- **What is asked**
Leaving out every picture, quote the data below exactly as it appears.

==== Information supplied ====

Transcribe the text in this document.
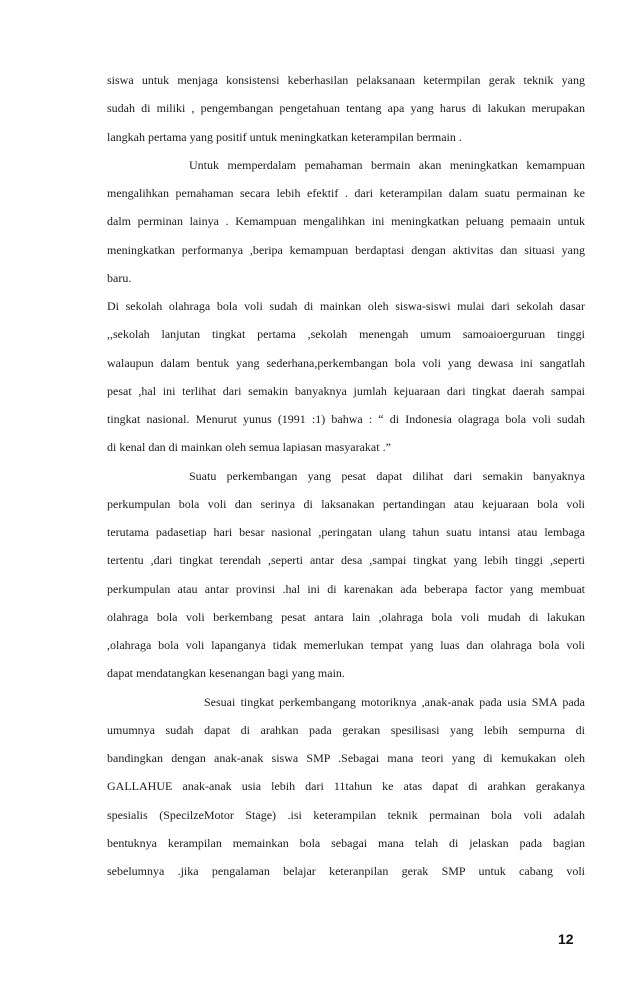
siswa untuk menjaga konsistensi keberhasilan pelaksanaan ketermpilan gerak teknik yang
sudah di miliki , pengembangan pengetahuan tentang apa yang harus di lakukan merupakan
langkah pertama yang positif untuk meningkatkan keterampilan bermain .
Untuk memperdalam pemahaman bermain akan meningkatkan kemampuan
mengalihkan pemahaman secara lebih efektif . dari keterampilan dalam suatu permainan ke
dalm perminan lainya . Kemampuan mengalihkan ini meningkatkan peluang pemaain untuk
meningkatkan performanya ,beripa kemampuan berdaptasi dengan aktivitas dan situasi yang
baru.
Di sekolah olahraga bola voli sudah di mainkan oleh siswa-siswi mulai dari sekolah dasar
,,sekolah lanjutan tingkat pertama ,sekolah menengah umum samoaioerguruan tinggi
walaupun dalam bentuk yang sederhana,perkembangan bola voli yang dewasa ini sangatlah
pesat ,hal ini terlihat dari semakin banyaknya jumlah kejuaraan dari tingkat daerah sampai
tingkat nasional. Menurut yunus (1991 :1) bahwa : “ di Indonesia olagraga bola voli sudah
di kenal dan di mainkan oleh semua lapiasan masyarakat .”
Suatu perkembangan yang pesat dapat dilihat dari semakin banyaknya
perkumpulan bola voli dan serinya di laksanakan pertandingan atau kejuaraan bola voli
terutama padasetiap hari besar nasional ,peringatan ulang tahun suatu intansi atau lembaga
tertentu ,dari tingkat terendah ,seperti antar desa ,sampai tingkat yang lebih tinggi ,seperti
perkumpulan atau antar provinsi .hal ini di karenakan ada beberapa factor yang membuat
olahraga bola voli berkembang pesat antara lain ,olahraga bola voli mudah di lakukan
,olahraga bola voli lapanganya tidak memerlukan tempat yang luas dan olahraga bola voli
dapat mendatangkan kesenangan bagi yang main.
Sesuai tingkat perkembangang motoriknya ,anak-anak pada usia SMA pada
umumnya sudah dapat di arahkan pada gerakan spesilisasi yang lebih sempurna di
bandingkan dengan anak-anak siswa SMP .Sebagai mana teori yang di kemukakan oleh
GALLAHUE anak-anak usia lebih dari 11tahun ke atas dapat di arahkan gerakanya
spesialis (SpecilzeMotor Stage) .isi keterampilan teknik permainan bola voli adalah
bentuknya kerampilan memainkan bola sebagai mana telah di jelaskan pada bagian
sebelumnya .jika pengalaman belajar keteranpilan gerak SMP untuk cabang voli
12
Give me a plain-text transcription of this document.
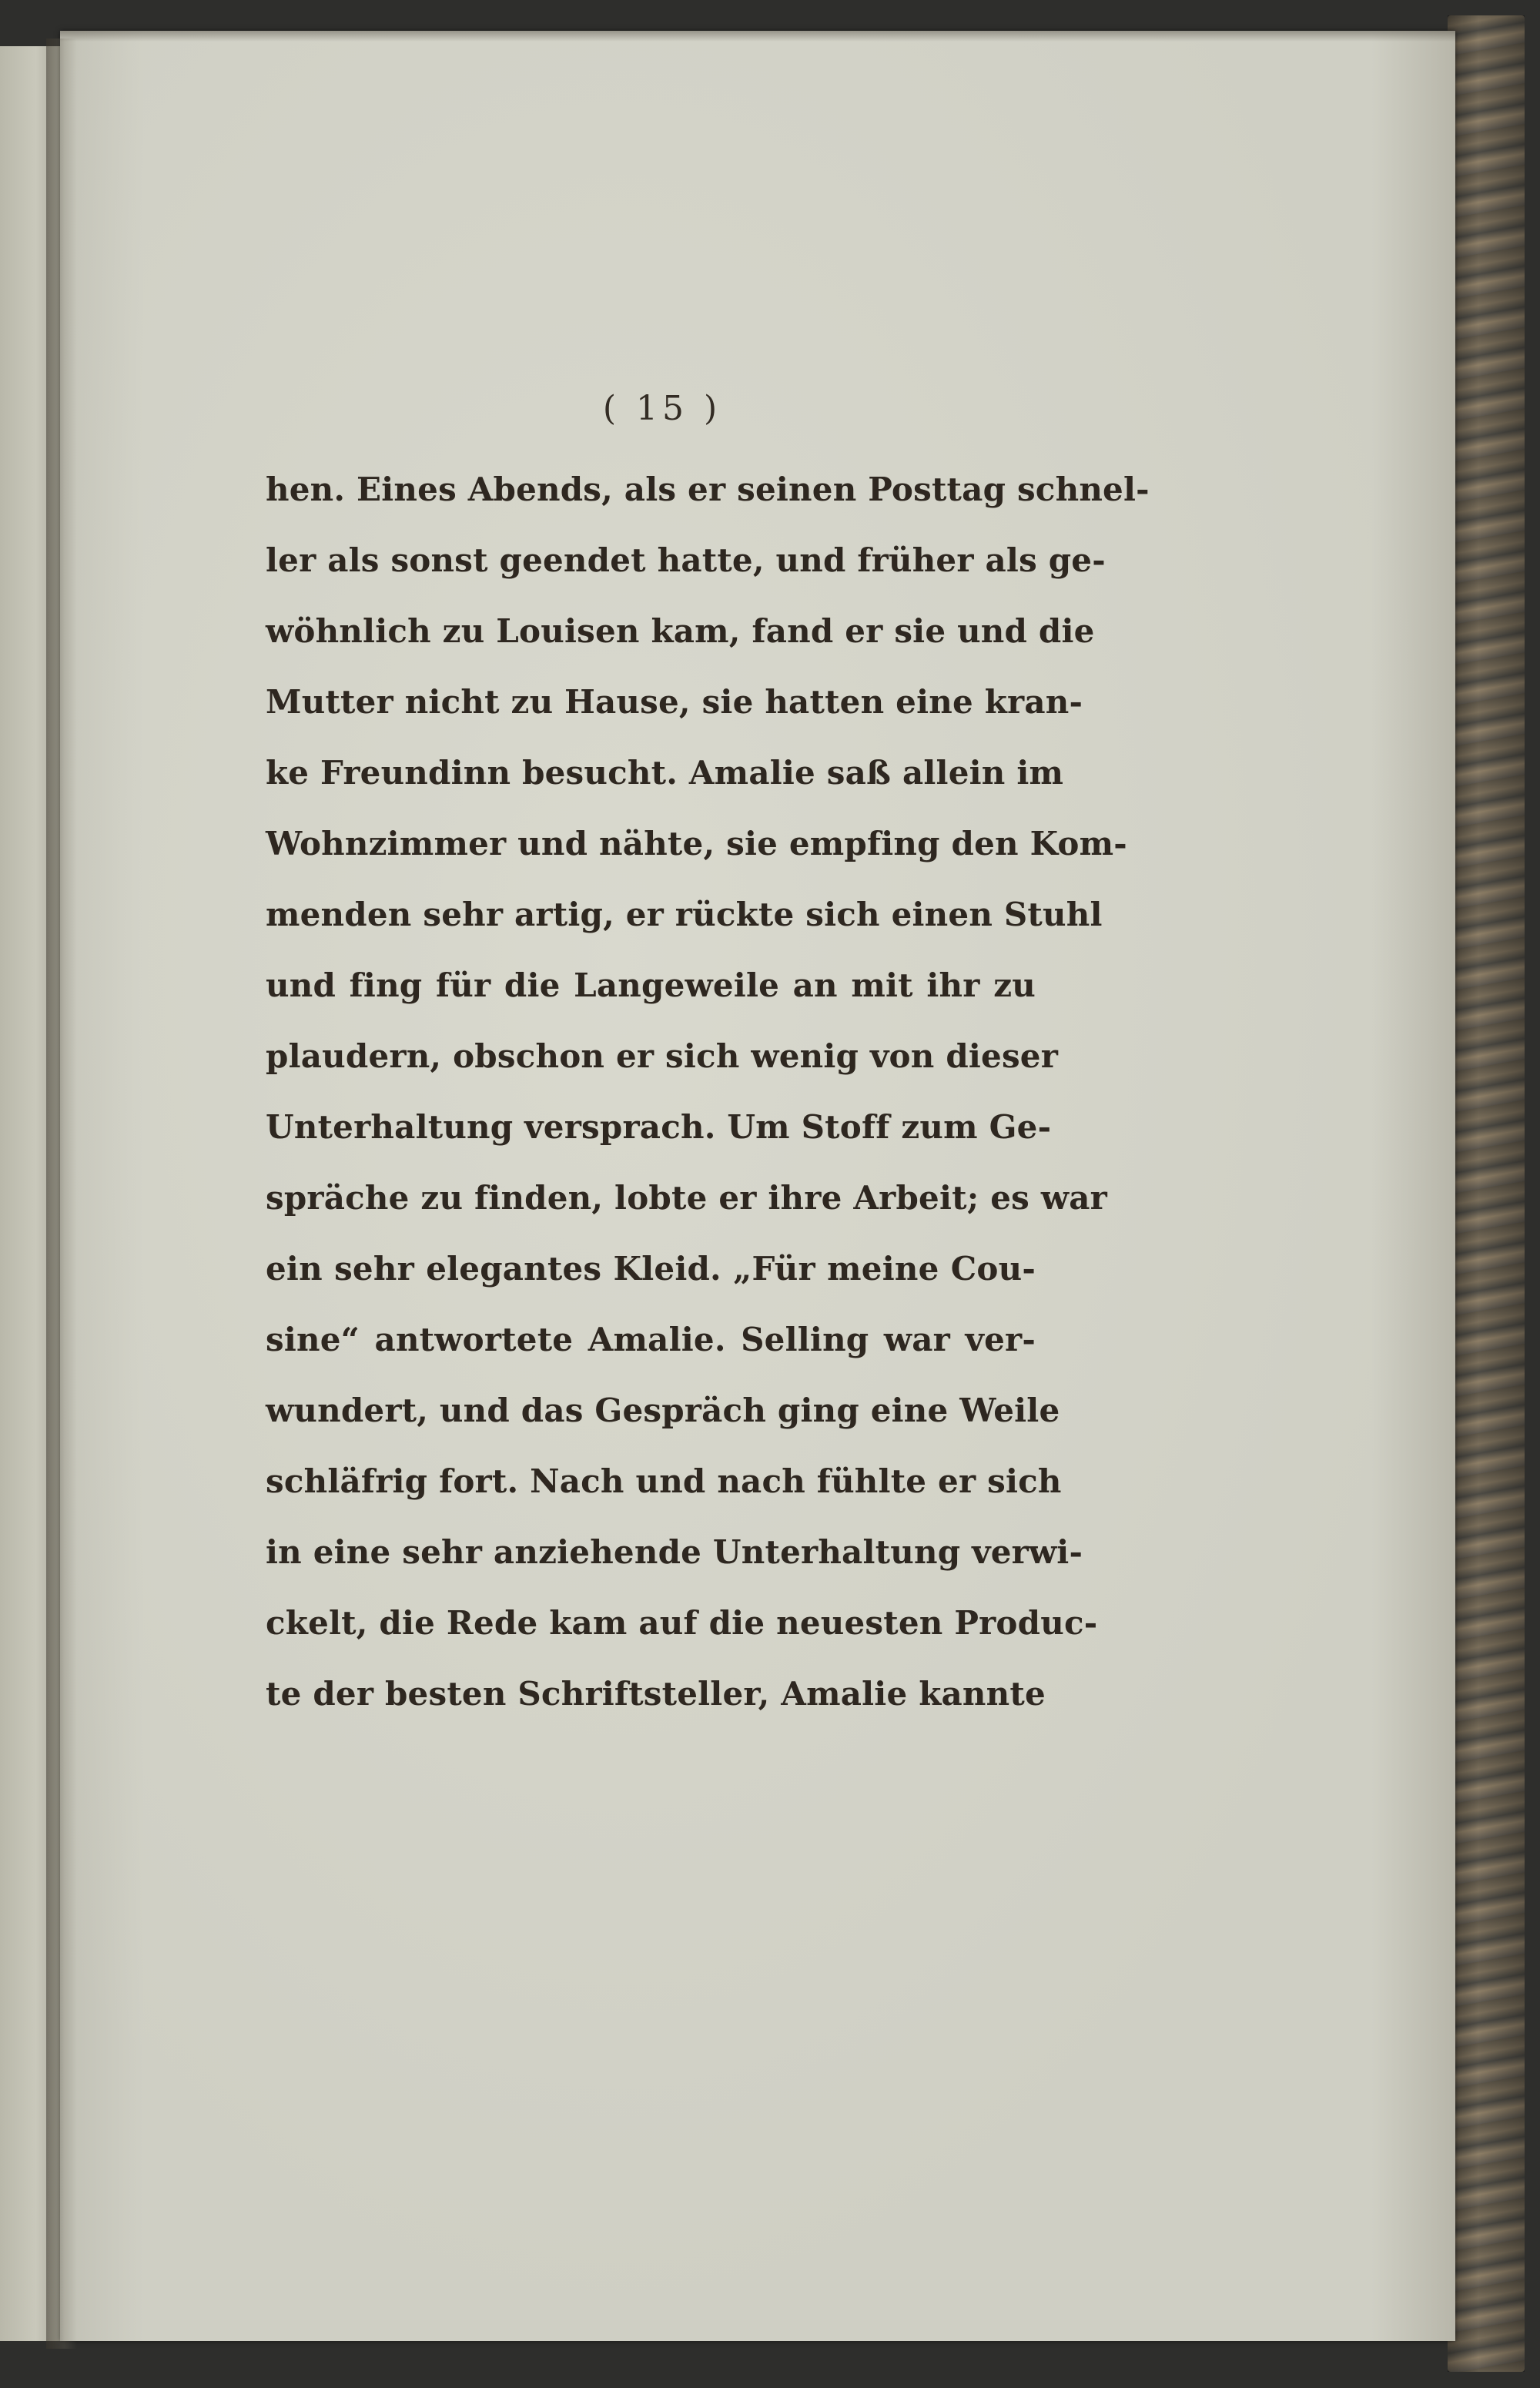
( 15 )
hen. Eines Abends, als er seinen Posttag schnel-
ler als sonst geendet hatte, und früher als ge-
wöhnlich zu Louisen kam, fand er sie und die
Mutter nicht zu Hause, sie hatten eine kran-
ke Freundinn besucht. Amalie saß allein im
Wohnzimmer und nähte, sie empfing den Kom-
menden sehr artig, er rückte sich einen Stuhl
und fing für die Langeweile an mit ihr zu
plaudern, obschon er sich wenig von dieser
Unterhaltung versprach. Um Stoff zum Ge-
spräche zu finden, lobte er ihre Arbeit; es war
ein sehr elegantes Kleid. „Für meine Cou-
sine“ antwortete Amalie. Selling war ver-
wundert, und das Gespräch ging eine Weile
schläfrig fort. Nach und nach fühlte er sich
in eine sehr anziehende Unterhaltung verwi-
ckelt, die Rede kam auf die neuesten Produc-
te der besten Schriftsteller, Amalie kannte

====

- **Task response**
Transcribe the text in this document.
siswa untuk menjaga konsistensi keberhasilan pelaksanaan ketermpilan gerak teknik yang
sudah di miliki , pengembangan pengetahuan tentang apa yang harus di lakukan merupakan
langkah pertama yang positif untuk meningkatkan keterampilan bermain .
Untuk memperdalam pemahaman bermain akan meningkatkan kemampuan
mengalihkan pemahaman secara lebih efektif . dari keterampilan dalam suatu permainan ke
dalm perminan lainya . Kemampuan mengalihkan ini meningkatkan peluang pemaain untuk
meningkatkan performanya ,beripa kemampuan berdaptasi dengan aktivitas dan situasi yang
baru.
Di sekolah olahraga bola voli sudah di mainkan oleh siswa-siswi mulai dari sekolah dasar
,,sekolah lanjutan tingkat pertama ,sekolah menengah umum samoaioerguruan tinggi
walaupun dalam bentuk yang sederhana,perkembangan bola voli yang dewasa ini sangatlah
pesat ,hal ini terlihat dari semakin banyaknya jumlah kejuaraan dari tingkat daerah sampai
tingkat nasional. Menurut yunus (1991 :1) bahwa : “ di Indonesia olagraga bola voli sudah
di kenal dan di mainkan oleh semua lapiasan masyarakat .”
Suatu perkembangan yang pesat dapat dilihat dari semakin banyaknya
perkumpulan bola voli dan serinya di laksanakan pertandingan atau kejuaraan bola voli
terutama padasetiap hari besar nasional ,peringatan ulang tahun suatu intansi atau lembaga
tertentu ,dari tingkat terendah ,seperti antar desa ,sampai tingkat yang lebih tinggi ,seperti
perkumpulan atau antar provinsi .hal ini di karenakan ada beberapa factor yang membuat
olahraga bola voli berkembang pesat antara lain ,olahraga bola voli mudah di lakukan
,olahraga bola voli lapanganya tidak memerlukan tempat yang luas dan olahraga bola voli
dapat mendatangkan kesenangan bagi yang main.
Sesuai tingkat perkembangang motoriknya ,anak-anak pada usia SMA pada
umumnya sudah dapat di arahkan pada gerakan spesilisasi yang lebih sempurna di
bandingkan dengan anak-anak siswa SMP .Sebagai mana teori yang di kemukakan oleh
GALLAHUE anak-anak usia lebih dari 11tahun ke atas dapat di arahkan gerakanya
spesialis (SpecilzeMotor Stage) .isi keterampilan teknik permainan bola voli adalah
bentuknya kerampilan memainkan bola sebagai mana telah di jelaskan pada bagian
sebelumnya .jika pengalaman belajar keteranpilan gerak SMP untuk cabang voli
12
Give me a plain-text transcription of this document.
( 15 )
hen. Eines Abends, als er seinen Posttag schnel-
ler als sonst geendet hatte, und früher als ge-
wöhnlich zu Louisen kam, fand er sie und die
Mutter nicht zu Hause, sie hatten eine kran-
ke Freundinn besucht. Amalie saß allein im
Wohnzimmer und nähte, sie empfing den Kom-
menden sehr artig, er rückte sich einen Stuhl
und fing für die Langeweile an mit ihr zu
plaudern, obschon er sich wenig von dieser
Unterhaltung versprach. Um Stoff zum Ge-
spräche zu finden, lobte er ihre Arbeit; es war
ein sehr elegantes Kleid. „Für meine Cou-
sine“ antwortete Amalie. Selling war ver-
wundert, und das Gespräch ging eine Weile
schläfrig fort. Nach und nach fühlte er sich
in eine sehr anziehende Unterhaltung verwi-
ckelt, die Rede kam auf die neuesten Produc-
te der besten Schriftsteller, Amalie kannte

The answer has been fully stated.